▶ _TEXTABSCHNITT_:
_ _ _ _ _ _ _

[534] Olberg, "Die ital. Wahlen", p. 278. In Mailand schlossen sich am 17. an eine Demonstration vor der Kathedrale Tumulte an; am 19., wo sich die Stadt "vollständig in den Händen des Mob" befunden haben soll, schritt die Polizei ein (Allg. Ztg. 21./9.); in Sestri Ponente war es schon am 15./9., vor Ausbruch des Streiks, anläßlich einer Protestversammlung wegen der Ereignisse in Buggerru, zu blutigen Zusammenstößen zwischen Manifestanten und Polizei gekommen; in der Nacht vom 16.-17./9. ereigneten sich ähnliche Zwischenfälle in Genua, die sich in der folgenden und, etwas schwächer, auch noch in der übernächsten Nacht wiederholten.

[535] Zertrümmern von Fensterscheiben, Löschen und Umstürzen der Straßenlaternen, Versuche, den Eisenbahn- und Telephonbetrieb zu stören, Erzwingung der Schließung von Läden, sogar von Apotheken, Zusammenstöße mit den Geschäftsleuten, Belästigung Arbeitswilliger, Hinderung des Tramverkehrs.

[536] Besonders dort, wo der Streik erst nachträglich proklamiert wurde, sollen ihn Anarchisten und Verbrecher zur Förderung ihrer Sonderinteressen benutzt haben; es begingen in Neapel am 19./9. "der Pöbel und Strafentlassene Personen" Ausschreitungen und richteten einige unerhebliche Schäden an", worauf die Polizei eingriff (Allg. Ztg. 21./9. 04; vgl. auch Marazio, p. 162).

_ _ _ _ _ _ _

▶ _GEGEBENE INFORMATIONEN_:

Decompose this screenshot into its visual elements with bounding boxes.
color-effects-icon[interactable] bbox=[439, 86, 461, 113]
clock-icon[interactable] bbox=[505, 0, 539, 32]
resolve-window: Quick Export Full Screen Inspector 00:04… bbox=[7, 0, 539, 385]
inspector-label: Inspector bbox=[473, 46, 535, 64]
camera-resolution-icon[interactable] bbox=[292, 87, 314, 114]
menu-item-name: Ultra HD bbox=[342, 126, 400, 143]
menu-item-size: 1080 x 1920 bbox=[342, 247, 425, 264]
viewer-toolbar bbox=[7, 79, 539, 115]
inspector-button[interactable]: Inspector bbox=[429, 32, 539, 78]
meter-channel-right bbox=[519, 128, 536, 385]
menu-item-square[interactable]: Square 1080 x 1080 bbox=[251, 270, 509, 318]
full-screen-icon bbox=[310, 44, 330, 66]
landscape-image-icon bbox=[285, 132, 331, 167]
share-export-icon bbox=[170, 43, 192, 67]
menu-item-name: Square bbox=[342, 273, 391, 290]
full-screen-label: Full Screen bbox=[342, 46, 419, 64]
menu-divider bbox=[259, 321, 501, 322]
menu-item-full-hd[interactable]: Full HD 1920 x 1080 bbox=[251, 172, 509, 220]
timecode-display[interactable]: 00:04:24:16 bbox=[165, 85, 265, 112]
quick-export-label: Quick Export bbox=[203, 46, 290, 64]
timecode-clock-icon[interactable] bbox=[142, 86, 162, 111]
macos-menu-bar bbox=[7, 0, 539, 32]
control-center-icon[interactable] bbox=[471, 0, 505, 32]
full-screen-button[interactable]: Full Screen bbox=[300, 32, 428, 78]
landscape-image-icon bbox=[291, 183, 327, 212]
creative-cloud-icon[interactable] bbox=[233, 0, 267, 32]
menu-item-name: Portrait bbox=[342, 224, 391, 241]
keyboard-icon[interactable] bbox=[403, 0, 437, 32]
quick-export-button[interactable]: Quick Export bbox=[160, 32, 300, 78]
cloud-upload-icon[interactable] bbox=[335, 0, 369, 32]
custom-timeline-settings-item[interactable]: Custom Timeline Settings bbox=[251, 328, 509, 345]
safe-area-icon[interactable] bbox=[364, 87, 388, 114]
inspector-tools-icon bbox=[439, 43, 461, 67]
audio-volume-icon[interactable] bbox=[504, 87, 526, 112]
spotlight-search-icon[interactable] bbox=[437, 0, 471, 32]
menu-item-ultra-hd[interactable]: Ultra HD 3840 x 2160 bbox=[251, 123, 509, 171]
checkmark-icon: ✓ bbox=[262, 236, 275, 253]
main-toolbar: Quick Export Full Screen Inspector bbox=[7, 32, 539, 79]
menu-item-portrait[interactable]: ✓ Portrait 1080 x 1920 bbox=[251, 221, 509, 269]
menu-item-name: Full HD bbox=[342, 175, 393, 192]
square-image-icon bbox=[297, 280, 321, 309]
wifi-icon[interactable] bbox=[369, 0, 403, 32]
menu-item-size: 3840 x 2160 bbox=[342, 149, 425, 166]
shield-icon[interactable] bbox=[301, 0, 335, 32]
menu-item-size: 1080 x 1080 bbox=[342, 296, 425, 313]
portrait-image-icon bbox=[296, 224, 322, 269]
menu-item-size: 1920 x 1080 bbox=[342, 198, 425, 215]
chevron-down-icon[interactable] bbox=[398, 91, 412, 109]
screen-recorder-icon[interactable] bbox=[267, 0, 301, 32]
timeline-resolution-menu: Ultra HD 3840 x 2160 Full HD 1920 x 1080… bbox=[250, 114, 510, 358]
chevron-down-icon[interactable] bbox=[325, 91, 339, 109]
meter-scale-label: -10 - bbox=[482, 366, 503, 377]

_ _ _ _ _ _ _

▶ _ÜBUNGSAUFGABEN_:
1 - In welchem Ort kam es laut dem Textabschnitt schon am 15./9., vor Ausbruch des Streiks, zu blutigen Zusammenstößen zwischen Manifestanten und Polizei?
2 - Aktualisieren Sie den Textabschnitt, indem Sie ihn beginnend mit „[535] Zertrümmern von“ und weiter bis „Marazio, p. 162).“ wiedergeben und dabei „Apotheken“ durch „Bäckereien“ ersetzen.

▶ _LÖSUNGEN_:
1 - In Sestri Ponente.

2 -
[535] Zertrümmern von Fensterscheiben, Löschen und Umstürzen der Straßenlaternen, Versuche, den Eisenbahn- und Telephonbetrieb zu stören, Erzwingung der Schließung von Läden, sogar von Bäckereien, Zusammenstöße mit den Geschäftsleuten, Belästigung Arbeitswilliger, Hinderung des Tramverkehrs.

[536] Besonders dort, wo der Streik erst nachträglich proklamiert wurde, sollen ihn Anarchisten und Verbrecher zur Förderung ihrer Sonderinteressen benutzt haben; es begingen in Neapel am 19./9. "der Pöbel und Strafentlassene Personen" Ausschreitungen und richteten einige unerhebliche Schäden an", worauf die Polizei eingriff (Allg. Ztg. 21./9. 04; vgl. auch Marazio, p. 162).